> **WHAT TO WORK ON**:
Look through the data below and say how many of its lines contain "аренду", adding nothing else.

> **MATERIAL FOR THIS EXERCISE**:
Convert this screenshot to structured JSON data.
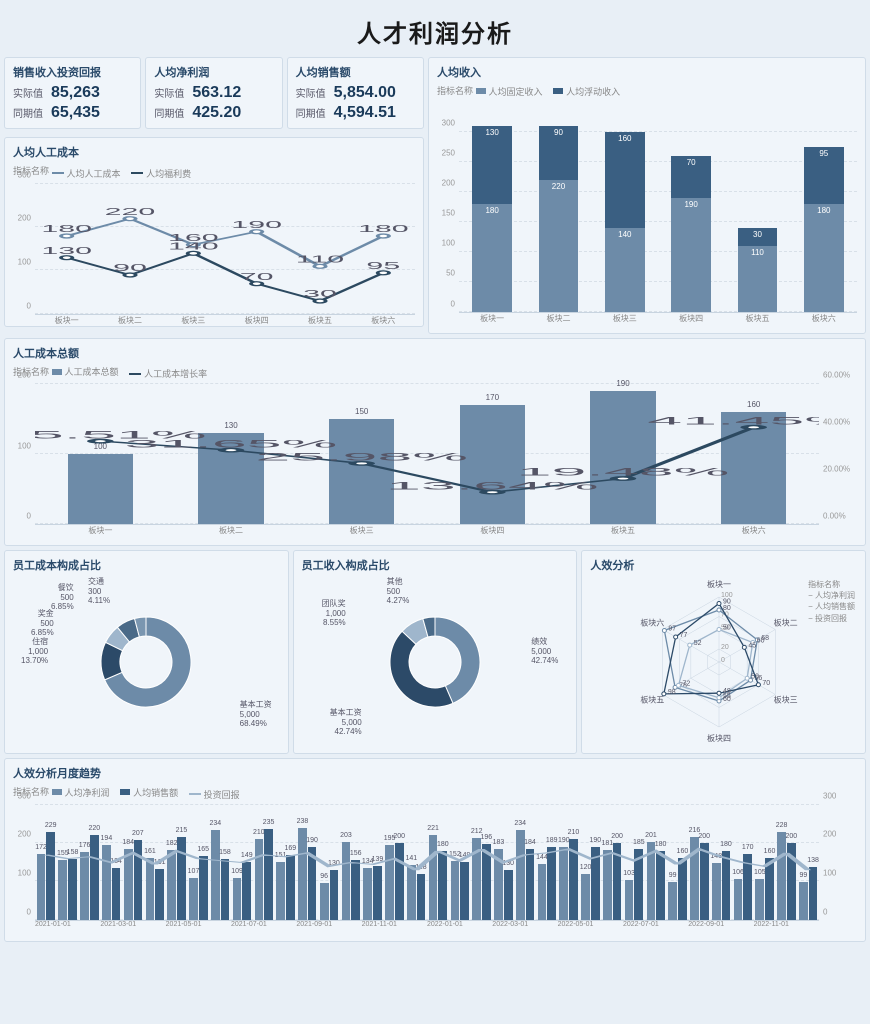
{
  "title": "人才利润分析",
  "colors": {
    "c1": "#6d8ba8",
    "c2": "#3a5f82",
    "c3": "#9fb6cc",
    "c4": "#2c4a68",
    "line_dark": "#2c4960",
    "bg": "#f0f5fa"
  },
  "kpis": [
    {
      "title": "销售收入投资回报",
      "actual_lbl": "实际值",
      "actual": "85,263",
      "period_lbl": "同期值",
      "period": "65,435"
    },
    {
      "title": "人均净利润",
      "actual_lbl": "实际值",
      "actual": "563.12",
      "period_lbl": "同期值",
      "period": "425.20"
    },
    {
      "title": "人均销售额",
      "actual_lbl": "实际值",
      "actual": "5,854.00",
      "period_lbl": "同期值",
      "period": "4,594.51"
    }
  ],
  "avg_income": {
    "title": "人均收入",
    "legend_lbl": "指标名称",
    "series_names": [
      "人均固定收入",
      "人均浮动收入"
    ],
    "cats": [
      "板块一",
      "板块二",
      "板块三",
      "板块四",
      "板块五",
      "板块六"
    ],
    "s1": [
      180,
      220,
      140,
      190,
      110,
      180
    ],
    "s2": [
      130,
      90,
      160,
      70,
      30,
      95
    ],
    "ymax": 350,
    "yticks": [
      0,
      50,
      100,
      150,
      200,
      250,
      300
    ]
  },
  "avg_cost": {
    "title": "人均人工成本",
    "legend_lbl": "指标名称",
    "series_names": [
      "人均人工成本",
      "人均福利费"
    ],
    "cats": [
      "板块一",
      "板块二",
      "板块三",
      "板块四",
      "板块五",
      "板块六"
    ],
    "s1": [
      180,
      220,
      160,
      190,
      110,
      180
    ],
    "s2": [
      130,
      90,
      140,
      70,
      30,
      95
    ],
    "ymax": 300,
    "yticks": [
      0,
      100,
      200,
      300
    ]
  },
  "total_cost": {
    "title": "人工成本总额",
    "legend_lbl": "指标名称",
    "series_names": [
      "人工成本总额",
      "人工成本增长率"
    ],
    "cats": [
      "板块一",
      "板块二",
      "板块三",
      "板块四",
      "板块五",
      "板块六"
    ],
    "bars": [
      100,
      130,
      150,
      170,
      190,
      160
    ],
    "rates": [
      "35.51%",
      "31.65%",
      "25.98%",
      "13.64%",
      "19.48%",
      "41.45%"
    ],
    "rate_vals": [
      35.51,
      31.65,
      25.98,
      13.64,
      19.48,
      41.45
    ],
    "ymax": 200,
    "yticks": [
      0,
      100,
      200
    ],
    "rmax": 60,
    "rticks": [
      "0.00%",
      "20.00%",
      "40.00%",
      "60.00%"
    ]
  },
  "cost_pie": {
    "title": "员工成本构成占比",
    "items": [
      {
        "name": "基本工资",
        "val": "5,000",
        "pct": "68.49%",
        "v": 5000,
        "color": "#6d8ba8"
      },
      {
        "name": "住宿",
        "val": "1,000",
        "pct": "13.70%",
        "v": 1000,
        "color": "#2c4a68"
      },
      {
        "name": "奖金",
        "val": "500",
        "pct": "6.85%",
        "v": 500,
        "color": "#9fb6cc"
      },
      {
        "name": "餐饮",
        "val": "500",
        "pct": "6.85%",
        "v": 500,
        "color": "#4a6a88"
      },
      {
        "name": "交通",
        "val": "300",
        "pct": "4.11%",
        "v": 300,
        "color": "#7a96b0"
      }
    ]
  },
  "income_pie": {
    "title": "员工收入构成占比",
    "items": [
      {
        "name": "绩效",
        "val": "5,000",
        "pct": "42.74%",
        "v": 5000,
        "color": "#6d8ba8"
      },
      {
        "name": "基本工资",
        "val": "5,000",
        "pct": "42.74%",
        "v": 5000,
        "color": "#2c4a68"
      },
      {
        "name": "团队奖",
        "val": "1,000",
        "pct": "8.55%",
        "v": 1000,
        "color": "#9fb6cc"
      },
      {
        "name": "其他",
        "val": "500",
        "pct": "4.27%",
        "v": 500,
        "color": "#4a6a88"
      }
    ]
  },
  "radar": {
    "title": "人效分析",
    "legend_lbl": "指标名称",
    "series_names": [
      "人均净利润",
      "人均销售额",
      "投资回报"
    ],
    "axes": [
      "板块一",
      "板块二",
      "板块三",
      "板块四",
      "板块五",
      "板块六"
    ],
    "max": 100,
    "rings": [
      0,
      20,
      50,
      70,
      100
    ],
    "d1": [
      80,
      68,
      56,
      60,
      78,
      97
    ],
    "d2": [
      50,
      60,
      50,
      55,
      72,
      52
    ],
    "d3": [
      90,
      45,
      70,
      48,
      98,
      77
    ]
  },
  "trend": {
    "title": "人效分析月度趋势",
    "legend_lbl": "指标名称",
    "series_names": [
      "人均净利润",
      "人均销售额",
      "投资回报"
    ],
    "ymax": 300,
    "yticks": [
      0,
      100,
      200,
      300
    ],
    "rticks": [
      0,
      100,
      200,
      300
    ],
    "xlabels": [
      "2021-01-01",
      "2021-03-01",
      "2021-05-01",
      "2021-07-01",
      "2021-09-01",
      "2021-11-01",
      "2022-01-01",
      "2022-03-01",
      "2022-05-01",
      "2022-07-01",
      "2022-09-01",
      "2022-11-01"
    ],
    "s1": [
      172,
      155,
      176,
      194,
      184,
      161,
      182,
      107,
      234,
      109,
      210,
      151,
      238,
      96,
      203,
      134,
      195,
      141,
      221,
      152,
      212,
      183,
      234,
      144,
      190,
      120,
      181,
      103,
      201,
      99,
      216,
      148,
      106,
      105,
      228,
      99
    ],
    "s2": [
      229,
      158,
      220,
      134,
      207,
      131,
      215,
      165,
      158,
      149,
      235,
      169,
      190,
      130,
      156,
      139,
      200,
      118,
      180,
      149,
      196,
      130,
      184,
      189,
      210,
      190,
      200,
      185,
      180,
      160,
      200,
      180,
      170,
      160,
      200,
      138
    ],
    "s3": [
      170,
      160,
      165,
      150,
      175,
      145,
      180,
      160,
      155,
      150,
      170,
      165,
      175,
      140,
      150,
      145,
      160,
      130,
      180,
      155,
      185,
      150,
      170,
      175,
      185,
      160,
      175,
      155,
      180,
      145,
      185,
      165,
      150,
      140,
      175,
      130
    ]
  }
}
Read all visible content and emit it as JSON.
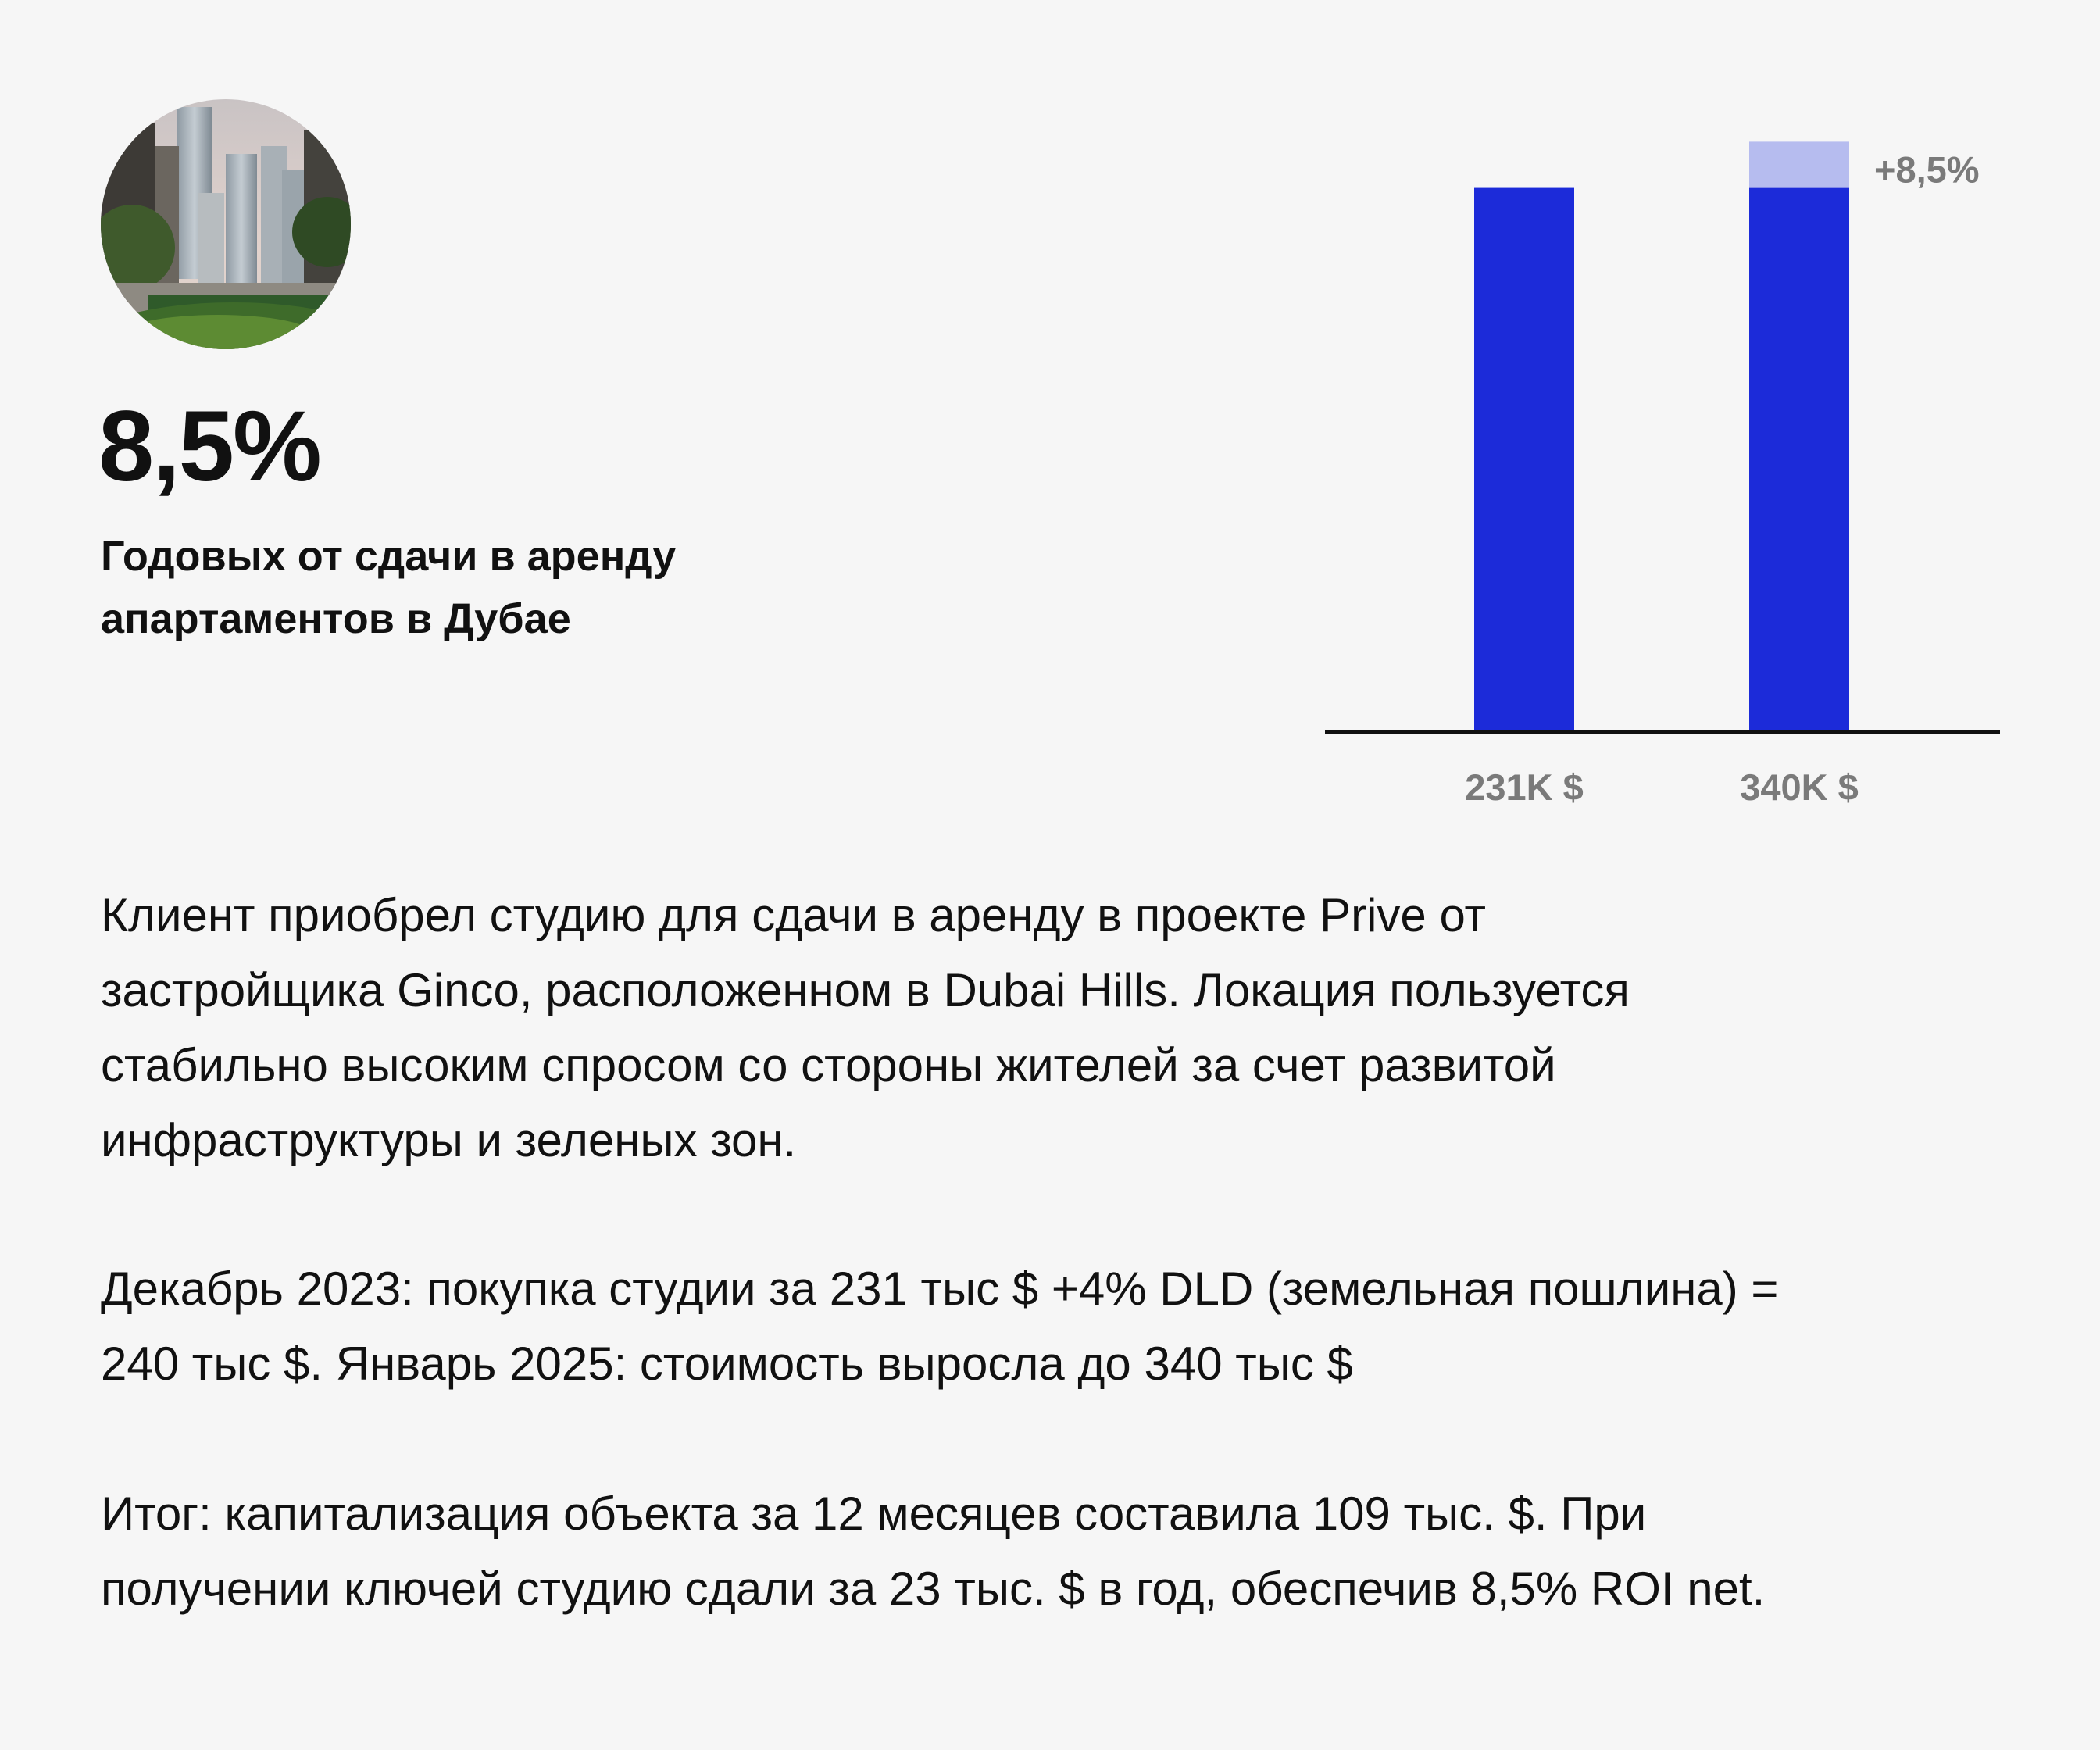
{
  "header": {
    "big_number": "8,5%",
    "subtitle_lines": [
      "Годовых от сдачи в аренду",
      "апартаментов в Дубае"
    ]
  },
  "photo": {
    "icon": "dubai-skyline-photo"
  },
  "chart_data": {
    "type": "bar",
    "categories": [
      "231K $",
      "340K $"
    ],
    "values": [
      100,
      108.5
    ],
    "base_value": 100,
    "increase_annotation": "+8,5%",
    "ylim": [
      0,
      112
    ],
    "grid": false,
    "colors": {
      "bar": "#1c2bd9",
      "increase": "#b6bcef",
      "baseline": "#111111",
      "labels": "#7a7a7a"
    }
  },
  "body": {
    "paragraph1": [
      "Клиент приобрел студию для сдачи в аренду в проекте Prive от",
      "застройщика Ginco, расположенном в Dubai Hills. Локация пользуется",
      "стабильно высоким спросом со стороны жителей за счет развитой",
      "инфраструктуры и зеленых зон."
    ],
    "paragraph2": [
      "Декабрь 2023: покупка студии за 231 тыс $ +4% DLD (земельная пошлина) =",
      "240 тыс $. Январь 2025: стоимость выросла до 340 тыс $"
    ],
    "paragraph3": [
      "Итог: капитализация объекта за 12 месяцев составила 109 тыс. $. При",
      "получении ключей студию сдали за 23 тыс. $ в год, обеспечив 8,5% ROI net."
    ]
  }
}
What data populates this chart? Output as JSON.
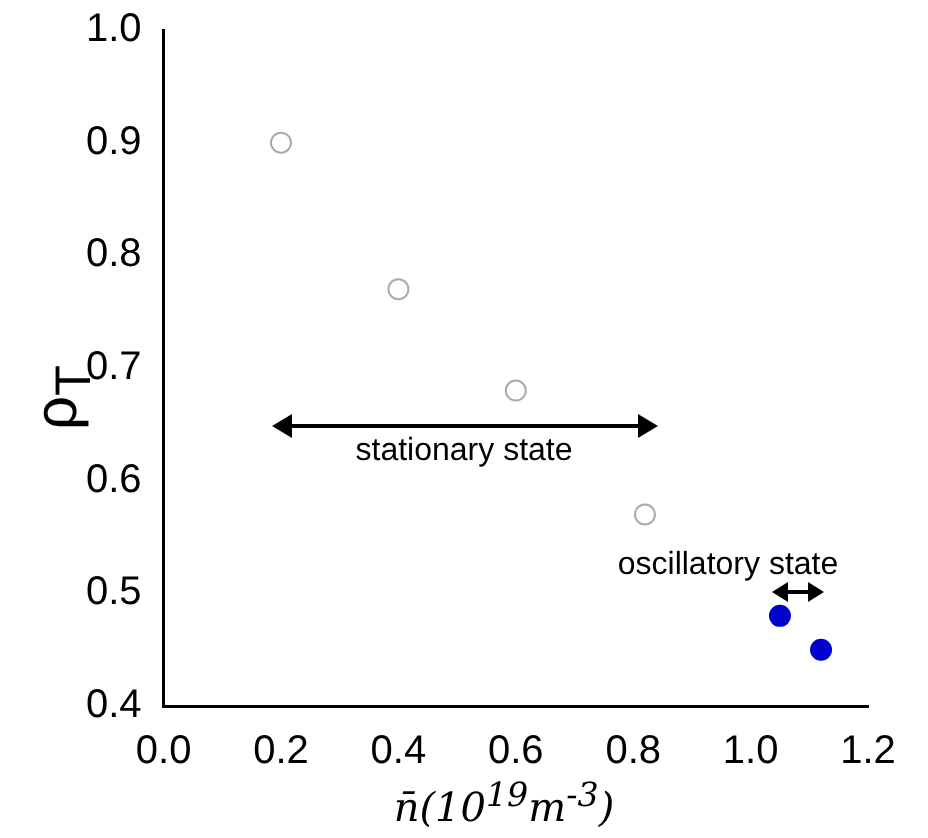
{
  "chart_data": {
    "type": "scatter",
    "xlabel": "n̄(10$^{19}$m$^{-3}$)",
    "ylabel": "ρ$_{T}$",
    "xlim": [
      0,
      1.2
    ],
    "xticks": [
      {
        "value": 0,
        "label": "0.0"
      },
      0.2,
      0.4,
      0.6,
      0.8,
      {
        "value": 1,
        "label": "1.0"
      },
      {
        "value": 1.2,
        "label": "1.2"
      }
    ],
    "ylim": [
      0.4,
      1
    ],
    "yticks": [
      0.4,
      0.5,
      0.6,
      0.7,
      0.8,
      0.9,
      {
        "value": 1,
        "label": "1.0"
      }
    ],
    "grid": false,
    "legend": false,
    "marker": "circle",
    "series": [
      {
        "color": "#aaaaaa",
        "x": [
          0.2,
          0.4,
          0.6,
          0.82
        ],
        "values": [
          0.9,
          0.77,
          0.68,
          0.57
        ]
      },
      {
        "color": "#0000cc",
        "x": [
          1.05,
          1.12
        ],
        "values": [
          0.48,
          0.45
        ]
      }
    ],
    "annotations": [
      "stationary state",
      "oscillatory state"
    ]
  }
}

> **CORRECT RESPONSE**:
2